Collection entries
(begin)

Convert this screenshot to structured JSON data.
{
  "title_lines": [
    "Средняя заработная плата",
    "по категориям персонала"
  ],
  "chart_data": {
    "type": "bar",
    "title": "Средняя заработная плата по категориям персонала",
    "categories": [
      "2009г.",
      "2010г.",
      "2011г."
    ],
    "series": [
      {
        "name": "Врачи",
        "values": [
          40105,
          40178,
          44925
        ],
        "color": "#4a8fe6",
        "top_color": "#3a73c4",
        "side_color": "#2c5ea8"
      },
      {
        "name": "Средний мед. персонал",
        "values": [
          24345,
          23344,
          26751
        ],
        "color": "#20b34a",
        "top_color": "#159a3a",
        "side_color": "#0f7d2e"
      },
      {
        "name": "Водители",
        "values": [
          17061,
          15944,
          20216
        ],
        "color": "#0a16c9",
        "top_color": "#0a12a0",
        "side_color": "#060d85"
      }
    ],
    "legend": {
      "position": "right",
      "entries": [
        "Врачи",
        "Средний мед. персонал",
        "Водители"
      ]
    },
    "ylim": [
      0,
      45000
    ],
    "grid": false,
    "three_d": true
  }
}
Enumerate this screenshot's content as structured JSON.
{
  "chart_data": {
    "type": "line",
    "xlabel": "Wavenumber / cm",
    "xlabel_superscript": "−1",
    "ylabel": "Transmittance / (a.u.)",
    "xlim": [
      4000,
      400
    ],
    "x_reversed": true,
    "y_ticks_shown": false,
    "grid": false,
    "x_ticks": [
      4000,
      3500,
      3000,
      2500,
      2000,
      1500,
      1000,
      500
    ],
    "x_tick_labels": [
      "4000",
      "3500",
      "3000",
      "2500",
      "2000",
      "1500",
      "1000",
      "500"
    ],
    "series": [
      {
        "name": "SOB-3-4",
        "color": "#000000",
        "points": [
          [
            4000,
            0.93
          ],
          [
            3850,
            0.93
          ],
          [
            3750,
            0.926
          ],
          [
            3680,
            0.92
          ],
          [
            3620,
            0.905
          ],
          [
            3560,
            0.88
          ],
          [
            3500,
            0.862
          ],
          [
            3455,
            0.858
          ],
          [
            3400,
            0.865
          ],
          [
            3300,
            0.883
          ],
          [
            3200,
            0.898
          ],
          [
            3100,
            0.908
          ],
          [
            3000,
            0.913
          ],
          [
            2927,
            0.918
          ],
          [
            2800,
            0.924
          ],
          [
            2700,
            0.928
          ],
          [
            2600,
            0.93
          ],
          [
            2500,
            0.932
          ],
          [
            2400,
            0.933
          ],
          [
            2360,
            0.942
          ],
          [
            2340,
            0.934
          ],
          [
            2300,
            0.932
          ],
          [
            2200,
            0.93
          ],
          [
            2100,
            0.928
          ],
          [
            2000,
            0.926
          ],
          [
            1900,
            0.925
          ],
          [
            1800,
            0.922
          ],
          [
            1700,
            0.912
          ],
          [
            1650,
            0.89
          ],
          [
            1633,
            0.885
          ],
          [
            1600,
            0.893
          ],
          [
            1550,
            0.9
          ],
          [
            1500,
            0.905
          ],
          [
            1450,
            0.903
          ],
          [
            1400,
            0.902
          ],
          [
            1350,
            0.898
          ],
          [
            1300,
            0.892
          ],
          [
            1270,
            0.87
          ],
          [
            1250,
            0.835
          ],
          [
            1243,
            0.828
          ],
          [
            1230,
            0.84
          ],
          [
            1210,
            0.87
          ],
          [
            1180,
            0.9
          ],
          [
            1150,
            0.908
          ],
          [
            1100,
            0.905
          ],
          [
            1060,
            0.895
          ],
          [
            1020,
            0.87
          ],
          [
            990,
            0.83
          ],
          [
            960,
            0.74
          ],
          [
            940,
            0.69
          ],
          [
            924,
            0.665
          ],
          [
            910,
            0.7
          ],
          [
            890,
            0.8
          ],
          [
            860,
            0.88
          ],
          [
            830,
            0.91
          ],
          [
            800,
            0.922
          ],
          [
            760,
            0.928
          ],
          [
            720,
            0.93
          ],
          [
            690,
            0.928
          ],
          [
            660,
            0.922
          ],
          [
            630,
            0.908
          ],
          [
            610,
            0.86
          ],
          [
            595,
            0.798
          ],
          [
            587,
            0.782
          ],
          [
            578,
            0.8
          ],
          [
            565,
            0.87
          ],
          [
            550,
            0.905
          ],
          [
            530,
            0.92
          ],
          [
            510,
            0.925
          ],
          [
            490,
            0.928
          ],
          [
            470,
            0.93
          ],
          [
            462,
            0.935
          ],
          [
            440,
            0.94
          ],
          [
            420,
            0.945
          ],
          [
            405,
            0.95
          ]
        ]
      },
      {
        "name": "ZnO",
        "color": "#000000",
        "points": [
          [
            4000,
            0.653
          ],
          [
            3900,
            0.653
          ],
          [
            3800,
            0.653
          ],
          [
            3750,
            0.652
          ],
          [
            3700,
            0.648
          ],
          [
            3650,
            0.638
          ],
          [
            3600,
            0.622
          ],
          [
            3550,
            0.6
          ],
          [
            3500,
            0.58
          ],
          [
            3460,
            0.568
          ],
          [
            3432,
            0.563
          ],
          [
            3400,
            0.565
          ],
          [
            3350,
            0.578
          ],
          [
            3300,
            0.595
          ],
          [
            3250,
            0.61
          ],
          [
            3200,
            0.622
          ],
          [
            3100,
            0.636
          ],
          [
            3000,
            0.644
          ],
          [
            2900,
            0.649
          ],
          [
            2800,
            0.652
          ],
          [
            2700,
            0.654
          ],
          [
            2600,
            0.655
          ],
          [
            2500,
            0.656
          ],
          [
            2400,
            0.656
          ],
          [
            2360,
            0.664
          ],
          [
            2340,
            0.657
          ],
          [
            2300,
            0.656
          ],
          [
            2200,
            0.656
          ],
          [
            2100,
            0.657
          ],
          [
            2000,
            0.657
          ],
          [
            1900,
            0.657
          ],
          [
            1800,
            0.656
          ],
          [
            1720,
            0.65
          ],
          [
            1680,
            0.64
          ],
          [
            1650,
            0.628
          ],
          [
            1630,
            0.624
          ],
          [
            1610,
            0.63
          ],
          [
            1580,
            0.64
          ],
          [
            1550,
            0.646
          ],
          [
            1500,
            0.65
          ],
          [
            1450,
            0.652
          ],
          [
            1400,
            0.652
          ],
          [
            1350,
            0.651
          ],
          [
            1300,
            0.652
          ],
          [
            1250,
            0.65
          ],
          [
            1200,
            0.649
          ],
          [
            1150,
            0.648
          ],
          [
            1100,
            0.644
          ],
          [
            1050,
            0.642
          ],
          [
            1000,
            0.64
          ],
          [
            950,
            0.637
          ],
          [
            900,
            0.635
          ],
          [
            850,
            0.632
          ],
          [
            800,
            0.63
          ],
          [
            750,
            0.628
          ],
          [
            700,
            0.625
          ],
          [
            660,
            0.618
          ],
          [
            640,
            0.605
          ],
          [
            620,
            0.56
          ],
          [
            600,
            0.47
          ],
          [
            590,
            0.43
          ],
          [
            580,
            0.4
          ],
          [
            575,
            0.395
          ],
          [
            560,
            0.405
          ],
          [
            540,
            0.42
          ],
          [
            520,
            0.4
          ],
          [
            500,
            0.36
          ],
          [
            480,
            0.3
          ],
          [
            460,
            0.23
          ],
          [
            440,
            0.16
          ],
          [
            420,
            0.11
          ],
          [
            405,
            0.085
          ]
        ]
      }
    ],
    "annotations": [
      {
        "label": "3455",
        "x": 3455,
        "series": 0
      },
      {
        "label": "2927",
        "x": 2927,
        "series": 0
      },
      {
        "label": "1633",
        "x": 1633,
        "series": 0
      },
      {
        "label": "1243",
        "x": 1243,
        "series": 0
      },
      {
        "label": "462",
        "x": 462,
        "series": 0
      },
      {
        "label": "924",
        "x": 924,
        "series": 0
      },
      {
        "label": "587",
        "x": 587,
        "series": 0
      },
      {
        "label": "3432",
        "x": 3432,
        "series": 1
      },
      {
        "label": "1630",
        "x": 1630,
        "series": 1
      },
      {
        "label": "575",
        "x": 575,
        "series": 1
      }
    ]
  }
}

(end)

* PROBLEM STATEMENT
Identify the lines above that contain the word "screenshot", then copy them.

* EXERCISE SOLUTION
Convert this screenshot to structured JSON data.
Enumerate this screenshot's content as structured JSON.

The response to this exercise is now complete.